[Data records]

## BEGIN

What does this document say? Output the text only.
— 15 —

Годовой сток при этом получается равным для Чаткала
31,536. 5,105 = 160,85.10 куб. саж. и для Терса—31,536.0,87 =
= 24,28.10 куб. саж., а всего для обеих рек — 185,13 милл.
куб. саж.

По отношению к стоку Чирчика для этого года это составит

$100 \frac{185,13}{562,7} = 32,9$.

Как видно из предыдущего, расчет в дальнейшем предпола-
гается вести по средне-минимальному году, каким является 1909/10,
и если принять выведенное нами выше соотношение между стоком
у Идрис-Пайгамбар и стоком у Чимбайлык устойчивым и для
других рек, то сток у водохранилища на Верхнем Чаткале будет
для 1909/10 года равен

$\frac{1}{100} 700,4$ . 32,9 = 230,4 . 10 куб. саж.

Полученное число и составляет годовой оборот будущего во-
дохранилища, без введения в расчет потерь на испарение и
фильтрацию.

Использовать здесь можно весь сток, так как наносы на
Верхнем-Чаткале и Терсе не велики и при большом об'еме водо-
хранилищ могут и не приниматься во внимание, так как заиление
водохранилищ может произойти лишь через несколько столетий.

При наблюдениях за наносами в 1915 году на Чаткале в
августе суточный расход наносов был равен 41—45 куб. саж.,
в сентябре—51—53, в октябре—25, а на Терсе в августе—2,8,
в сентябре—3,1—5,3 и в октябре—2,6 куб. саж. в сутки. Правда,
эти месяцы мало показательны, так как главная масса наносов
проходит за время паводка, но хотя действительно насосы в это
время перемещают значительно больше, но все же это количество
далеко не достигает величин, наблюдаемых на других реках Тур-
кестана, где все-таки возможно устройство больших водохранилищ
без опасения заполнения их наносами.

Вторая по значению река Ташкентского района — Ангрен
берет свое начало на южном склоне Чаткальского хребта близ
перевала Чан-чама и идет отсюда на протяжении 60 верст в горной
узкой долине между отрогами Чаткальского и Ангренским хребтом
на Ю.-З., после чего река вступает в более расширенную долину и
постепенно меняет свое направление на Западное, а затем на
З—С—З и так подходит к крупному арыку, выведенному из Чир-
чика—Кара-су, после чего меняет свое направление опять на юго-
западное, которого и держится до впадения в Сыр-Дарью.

## END

* [Stated task]
Give the count of lines in the listing above that include "Верхнем", with no other words.

* [Output for this task]
2